### DATA SECTION

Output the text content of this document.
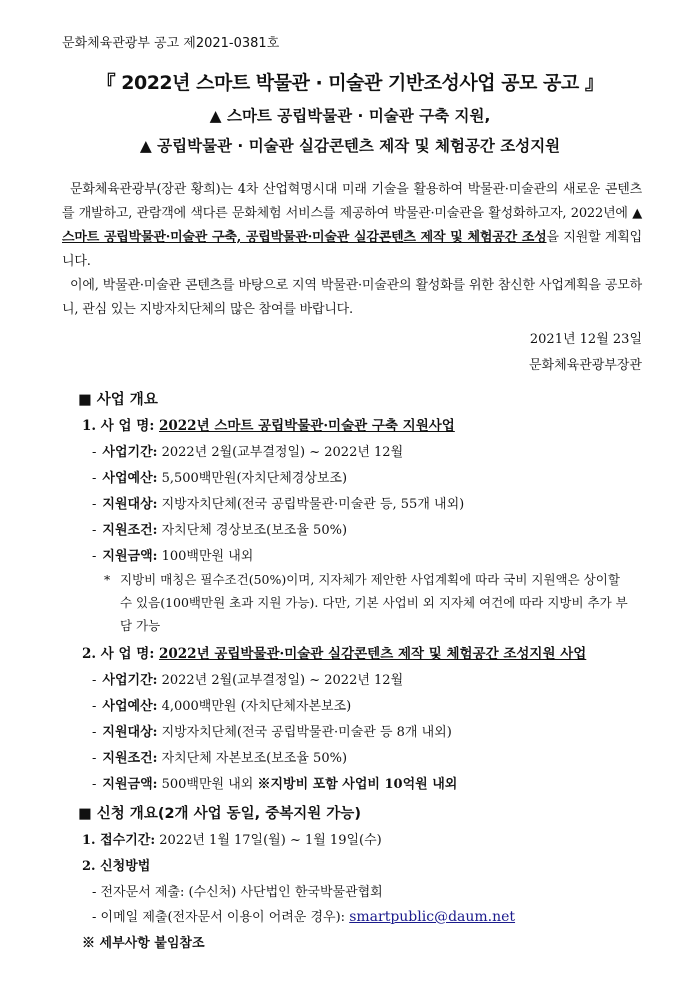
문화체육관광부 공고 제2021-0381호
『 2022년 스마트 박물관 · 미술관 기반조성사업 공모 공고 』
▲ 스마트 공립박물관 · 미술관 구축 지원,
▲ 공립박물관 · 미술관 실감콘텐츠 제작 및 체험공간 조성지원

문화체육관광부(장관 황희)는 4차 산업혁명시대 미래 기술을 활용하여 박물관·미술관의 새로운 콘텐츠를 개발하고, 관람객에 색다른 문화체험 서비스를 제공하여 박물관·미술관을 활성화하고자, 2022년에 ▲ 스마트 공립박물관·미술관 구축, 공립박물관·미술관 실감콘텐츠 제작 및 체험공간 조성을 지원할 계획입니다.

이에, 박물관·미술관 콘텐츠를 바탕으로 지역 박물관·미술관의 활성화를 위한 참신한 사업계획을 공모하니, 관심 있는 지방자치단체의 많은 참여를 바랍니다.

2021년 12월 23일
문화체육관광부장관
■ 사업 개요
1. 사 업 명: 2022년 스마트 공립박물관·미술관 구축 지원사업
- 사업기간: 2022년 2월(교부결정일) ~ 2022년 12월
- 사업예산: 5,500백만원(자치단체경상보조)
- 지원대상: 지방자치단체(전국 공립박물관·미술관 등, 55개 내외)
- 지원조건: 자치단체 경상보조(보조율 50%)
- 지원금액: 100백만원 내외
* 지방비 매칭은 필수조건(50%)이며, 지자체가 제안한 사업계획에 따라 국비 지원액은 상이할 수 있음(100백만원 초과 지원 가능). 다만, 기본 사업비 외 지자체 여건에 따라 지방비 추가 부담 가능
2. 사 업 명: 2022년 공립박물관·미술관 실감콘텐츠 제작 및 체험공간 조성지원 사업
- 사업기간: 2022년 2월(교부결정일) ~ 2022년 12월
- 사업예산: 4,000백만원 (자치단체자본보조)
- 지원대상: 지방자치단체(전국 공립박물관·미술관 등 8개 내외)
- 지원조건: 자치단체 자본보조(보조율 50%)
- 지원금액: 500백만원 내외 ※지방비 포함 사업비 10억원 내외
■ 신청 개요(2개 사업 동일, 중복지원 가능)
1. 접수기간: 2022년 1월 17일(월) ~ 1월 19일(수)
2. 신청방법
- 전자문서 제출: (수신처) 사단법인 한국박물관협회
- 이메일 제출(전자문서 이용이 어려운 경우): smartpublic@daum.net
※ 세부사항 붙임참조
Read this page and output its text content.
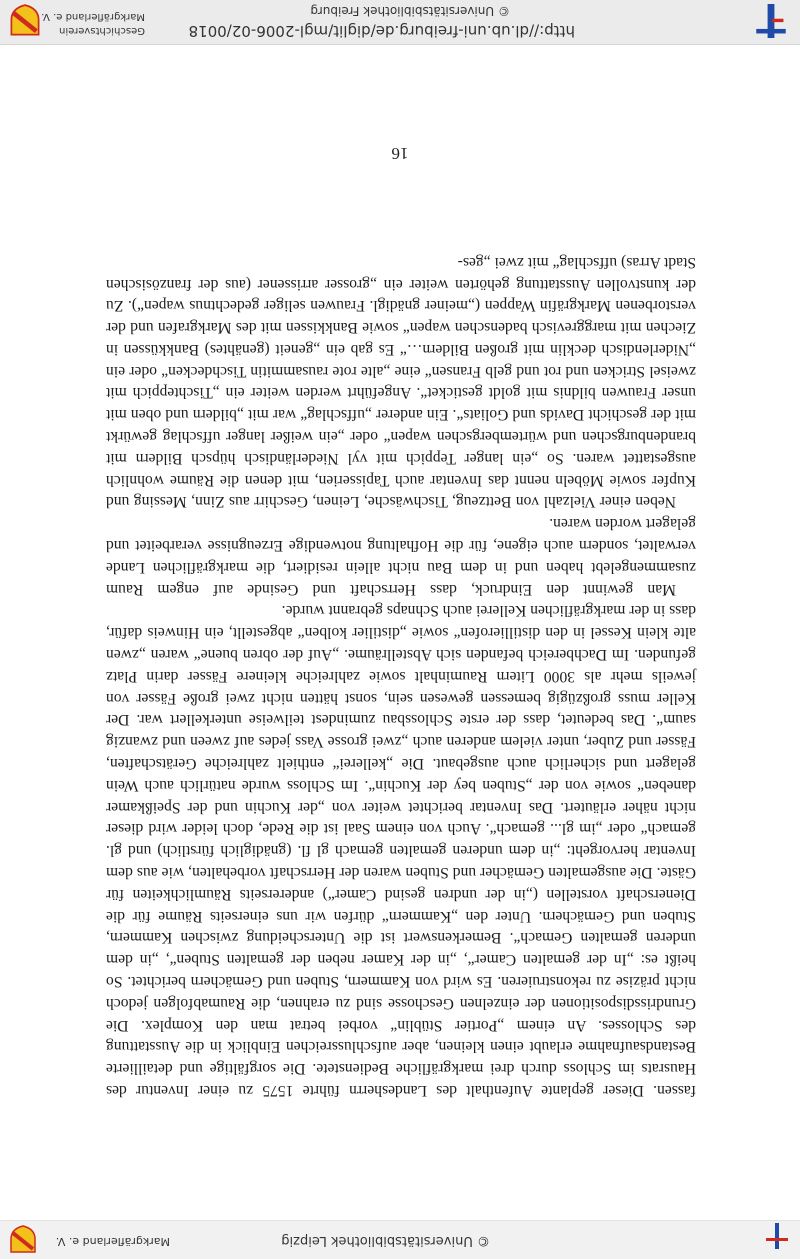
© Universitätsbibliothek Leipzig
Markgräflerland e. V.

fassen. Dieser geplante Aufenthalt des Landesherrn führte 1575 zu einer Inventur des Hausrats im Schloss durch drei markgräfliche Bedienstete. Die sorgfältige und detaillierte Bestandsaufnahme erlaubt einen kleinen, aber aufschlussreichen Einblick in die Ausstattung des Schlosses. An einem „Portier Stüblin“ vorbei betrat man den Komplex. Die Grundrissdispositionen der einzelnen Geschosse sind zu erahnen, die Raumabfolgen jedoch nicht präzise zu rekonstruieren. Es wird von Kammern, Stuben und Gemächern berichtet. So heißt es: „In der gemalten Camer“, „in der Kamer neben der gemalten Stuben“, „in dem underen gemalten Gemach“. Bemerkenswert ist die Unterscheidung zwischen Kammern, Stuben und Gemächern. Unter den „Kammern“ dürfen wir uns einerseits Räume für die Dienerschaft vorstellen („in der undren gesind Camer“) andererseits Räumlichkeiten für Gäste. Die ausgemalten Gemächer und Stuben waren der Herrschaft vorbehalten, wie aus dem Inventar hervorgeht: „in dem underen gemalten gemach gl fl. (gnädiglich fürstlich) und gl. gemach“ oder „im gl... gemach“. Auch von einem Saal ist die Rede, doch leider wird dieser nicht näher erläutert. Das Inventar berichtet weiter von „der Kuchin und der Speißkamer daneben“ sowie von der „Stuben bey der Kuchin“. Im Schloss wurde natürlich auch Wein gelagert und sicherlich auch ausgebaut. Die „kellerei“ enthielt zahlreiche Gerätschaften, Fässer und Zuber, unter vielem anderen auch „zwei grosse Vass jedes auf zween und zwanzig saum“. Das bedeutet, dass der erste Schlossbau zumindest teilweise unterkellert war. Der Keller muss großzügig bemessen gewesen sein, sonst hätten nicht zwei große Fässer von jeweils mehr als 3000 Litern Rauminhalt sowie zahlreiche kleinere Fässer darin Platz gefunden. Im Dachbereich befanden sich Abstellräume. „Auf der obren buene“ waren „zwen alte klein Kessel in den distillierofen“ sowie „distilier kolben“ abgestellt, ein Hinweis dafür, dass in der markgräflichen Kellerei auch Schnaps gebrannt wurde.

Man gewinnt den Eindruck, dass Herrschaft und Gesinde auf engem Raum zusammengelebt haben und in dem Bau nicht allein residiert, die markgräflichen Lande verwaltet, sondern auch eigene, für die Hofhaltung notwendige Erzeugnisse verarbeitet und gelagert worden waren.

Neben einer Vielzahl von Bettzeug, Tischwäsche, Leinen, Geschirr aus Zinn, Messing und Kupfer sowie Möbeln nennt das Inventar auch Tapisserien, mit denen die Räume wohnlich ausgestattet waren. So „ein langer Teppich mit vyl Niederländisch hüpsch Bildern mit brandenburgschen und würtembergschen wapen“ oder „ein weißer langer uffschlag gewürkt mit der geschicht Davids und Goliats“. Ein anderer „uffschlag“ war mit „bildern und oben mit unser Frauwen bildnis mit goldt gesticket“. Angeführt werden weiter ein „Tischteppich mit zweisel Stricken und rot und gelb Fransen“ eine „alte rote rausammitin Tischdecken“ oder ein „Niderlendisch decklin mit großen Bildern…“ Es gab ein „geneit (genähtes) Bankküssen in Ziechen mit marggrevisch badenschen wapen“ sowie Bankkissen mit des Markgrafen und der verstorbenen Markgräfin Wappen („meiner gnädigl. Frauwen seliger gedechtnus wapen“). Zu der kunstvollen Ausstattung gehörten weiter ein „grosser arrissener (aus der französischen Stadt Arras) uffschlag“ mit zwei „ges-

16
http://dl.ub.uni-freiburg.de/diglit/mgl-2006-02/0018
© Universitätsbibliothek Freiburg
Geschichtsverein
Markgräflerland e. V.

### WORK TO BE COMPLETED
Pick out, from the lines above, every one that contains the string "지원대상".

### RESULT FOR THIS EXERCISE
- 지원대상: 지방자치단체(전국 공립박물관·미술관 등, 55개 내외)
- 지원대상: 지방자치단체(전국 공립박물관·미술관 등 8개 내외)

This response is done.